* Records for the task
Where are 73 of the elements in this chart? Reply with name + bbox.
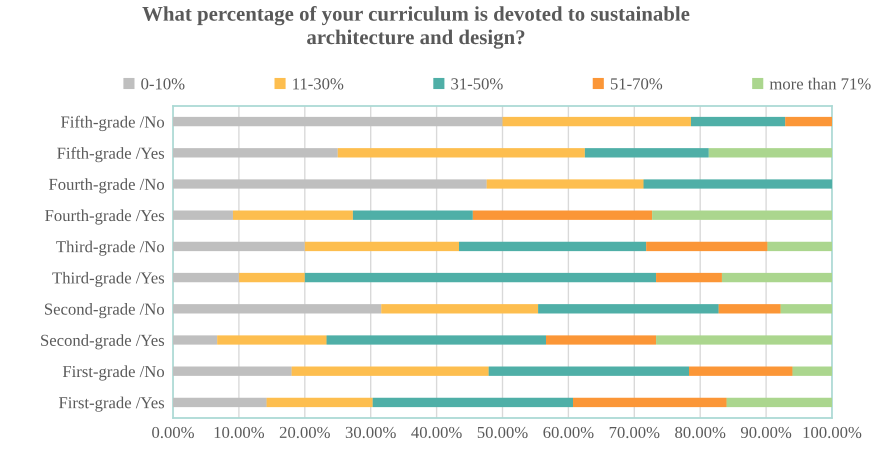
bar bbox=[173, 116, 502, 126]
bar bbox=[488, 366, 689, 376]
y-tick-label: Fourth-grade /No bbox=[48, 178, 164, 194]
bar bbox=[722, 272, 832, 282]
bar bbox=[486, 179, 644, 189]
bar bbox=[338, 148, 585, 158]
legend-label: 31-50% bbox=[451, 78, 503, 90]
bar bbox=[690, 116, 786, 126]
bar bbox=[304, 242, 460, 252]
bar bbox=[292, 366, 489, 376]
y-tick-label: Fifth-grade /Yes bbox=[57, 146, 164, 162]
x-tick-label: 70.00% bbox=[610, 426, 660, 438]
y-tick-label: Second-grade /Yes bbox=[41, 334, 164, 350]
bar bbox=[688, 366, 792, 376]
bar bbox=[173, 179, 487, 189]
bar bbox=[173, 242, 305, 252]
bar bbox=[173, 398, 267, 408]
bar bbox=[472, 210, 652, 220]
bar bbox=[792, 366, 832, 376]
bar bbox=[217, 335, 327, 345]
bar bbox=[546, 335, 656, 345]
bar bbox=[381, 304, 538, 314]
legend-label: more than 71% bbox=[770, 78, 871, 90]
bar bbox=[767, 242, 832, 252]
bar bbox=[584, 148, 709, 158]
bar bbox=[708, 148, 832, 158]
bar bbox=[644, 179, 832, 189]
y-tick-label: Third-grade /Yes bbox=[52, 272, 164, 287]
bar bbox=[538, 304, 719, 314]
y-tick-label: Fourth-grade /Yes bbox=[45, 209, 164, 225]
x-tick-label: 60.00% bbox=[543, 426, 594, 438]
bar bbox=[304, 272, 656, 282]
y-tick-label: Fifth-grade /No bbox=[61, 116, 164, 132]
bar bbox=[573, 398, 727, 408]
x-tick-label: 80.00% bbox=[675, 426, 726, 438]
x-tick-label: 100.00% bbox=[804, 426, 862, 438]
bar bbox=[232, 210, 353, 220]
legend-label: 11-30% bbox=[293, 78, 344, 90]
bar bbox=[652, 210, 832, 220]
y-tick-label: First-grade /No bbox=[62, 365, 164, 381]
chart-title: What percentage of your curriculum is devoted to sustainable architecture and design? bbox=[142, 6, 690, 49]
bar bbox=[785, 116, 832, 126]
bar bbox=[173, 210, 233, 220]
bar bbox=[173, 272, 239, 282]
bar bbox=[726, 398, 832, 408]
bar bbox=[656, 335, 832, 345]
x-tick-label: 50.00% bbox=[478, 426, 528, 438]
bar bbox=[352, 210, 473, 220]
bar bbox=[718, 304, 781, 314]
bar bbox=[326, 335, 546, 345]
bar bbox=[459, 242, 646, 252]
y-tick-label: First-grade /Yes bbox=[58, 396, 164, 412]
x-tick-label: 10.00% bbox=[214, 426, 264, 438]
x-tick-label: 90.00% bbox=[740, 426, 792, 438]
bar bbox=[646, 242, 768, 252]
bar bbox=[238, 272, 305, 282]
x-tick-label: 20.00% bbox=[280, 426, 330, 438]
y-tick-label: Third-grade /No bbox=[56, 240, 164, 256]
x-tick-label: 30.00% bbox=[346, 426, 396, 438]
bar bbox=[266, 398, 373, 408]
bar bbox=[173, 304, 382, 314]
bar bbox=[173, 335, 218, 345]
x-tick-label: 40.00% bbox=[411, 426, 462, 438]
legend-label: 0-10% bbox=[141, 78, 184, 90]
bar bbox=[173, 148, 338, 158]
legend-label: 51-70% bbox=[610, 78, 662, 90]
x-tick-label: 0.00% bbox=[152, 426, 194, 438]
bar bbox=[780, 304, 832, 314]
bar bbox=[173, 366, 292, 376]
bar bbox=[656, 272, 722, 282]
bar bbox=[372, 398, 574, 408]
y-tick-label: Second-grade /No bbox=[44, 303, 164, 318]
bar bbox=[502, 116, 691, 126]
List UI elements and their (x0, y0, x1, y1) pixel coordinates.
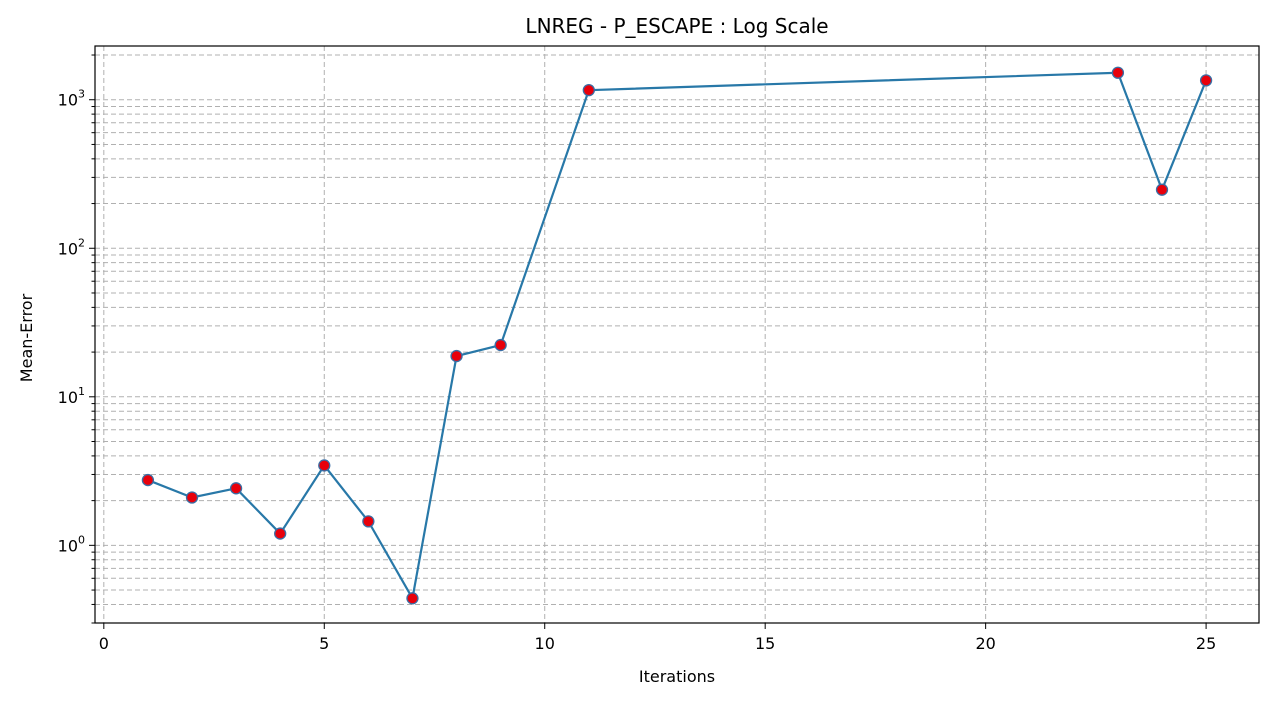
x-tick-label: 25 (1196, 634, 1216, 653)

* Directive
Copy out every line of the entries above word for word, leaving out the picture lines.

* Problem solution
Where are 73 of the elements in this chart? Reply with name + bbox.
bar bbox=[173, 116, 502, 126]
bar bbox=[488, 366, 689, 376]
y-tick-label: Fourth-grade /No bbox=[48, 178, 164, 194]
bar bbox=[722, 272, 832, 282]
bar bbox=[486, 179, 644, 189]
bar bbox=[338, 148, 585, 158]
legend-label: 31-50% bbox=[451, 78, 503, 90]
bar bbox=[690, 116, 786, 126]
bar bbox=[304, 242, 460, 252]
bar bbox=[292, 366, 489, 376]
y-tick-label: Fifth-grade /Yes bbox=[57, 146, 164, 162]
x-tick-label: 70.00% bbox=[610, 426, 660, 438]
y-tick-label: Second-grade /Yes bbox=[41, 334, 164, 350]
bar bbox=[688, 366, 792, 376]
bar bbox=[173, 179, 487, 189]
bar bbox=[173, 242, 305, 252]
bar bbox=[173, 398, 267, 408]
bar bbox=[472, 210, 652, 220]
bar bbox=[792, 366, 832, 376]
bar bbox=[217, 335, 327, 345]
bar bbox=[546, 335, 656, 345]
bar bbox=[381, 304, 538, 314]
legend-label: more than 71% bbox=[770, 78, 871, 90]
bar bbox=[767, 242, 832, 252]
bar bbox=[584, 148, 709, 158]
bar bbox=[708, 148, 832, 158]
bar bbox=[644, 179, 832, 189]
y-tick-label: Third-grade /Yes bbox=[52, 272, 164, 287]
bar bbox=[538, 304, 719, 314]
y-tick-label: Fourth-grade /Yes bbox=[45, 209, 164, 225]
x-tick-label: 60.00% bbox=[543, 426, 594, 438]
bar bbox=[304, 272, 656, 282]
y-tick-label: Fifth-grade /No bbox=[61, 116, 164, 132]
bar bbox=[573, 398, 727, 408]
x-tick-label: 80.00% bbox=[675, 426, 726, 438]
x-tick-label: 100.00% bbox=[804, 426, 862, 438]
bar bbox=[232, 210, 353, 220]
legend-label: 11-30% bbox=[293, 78, 344, 90]
bar bbox=[652, 210, 832, 220]
y-tick-label: First-grade /No bbox=[62, 365, 164, 381]
chart-title: What percentage of your curriculum is devoted to sustainable architecture and design? bbox=[142, 6, 690, 49]
bar bbox=[785, 116, 832, 126]
bar bbox=[173, 210, 233, 220]
bar bbox=[173, 272, 239, 282]
bar bbox=[726, 398, 832, 408]
bar bbox=[656, 335, 832, 345]
x-tick-label: 50.00% bbox=[478, 426, 528, 438]
bar bbox=[352, 210, 473, 220]
bar bbox=[718, 304, 781, 314]
bar bbox=[326, 335, 546, 345]
bar bbox=[459, 242, 646, 252]
y-tick-label: First-grade /Yes bbox=[58, 396, 164, 412]
x-tick-label: 10.00% bbox=[214, 426, 264, 438]
x-tick-label: 90.00% bbox=[740, 426, 792, 438]
bar bbox=[646, 242, 768, 252]
bar bbox=[238, 272, 305, 282]
x-tick-label: 20.00% bbox=[280, 426, 330, 438]
y-tick-label: Third-grade /No bbox=[56, 240, 164, 256]
x-tick-label: 30.00% bbox=[346, 426, 396, 438]
bar bbox=[266, 398, 373, 408]
bar bbox=[173, 304, 382, 314]
bar bbox=[173, 335, 218, 345]
x-tick-label: 40.00% bbox=[411, 426, 462, 438]
legend-label: 0-10% bbox=[141, 78, 184, 90]
bar bbox=[173, 148, 338, 158]
legend-label: 51-70% bbox=[610, 78, 662, 90]
x-tick-label: 0.00% bbox=[152, 426, 194, 438]
bar bbox=[780, 304, 832, 314]
bar bbox=[173, 366, 292, 376]
bar bbox=[656, 272, 722, 282]
bar bbox=[372, 398, 574, 408]
y-tick-label: Second-grade /No bbox=[44, 303, 164, 318]
bar bbox=[502, 116, 691, 126]
List UI elements and their (x0, y0, x1, y1) pixel coordinates.
x-tick-label: 25 (1196, 634, 1216, 653)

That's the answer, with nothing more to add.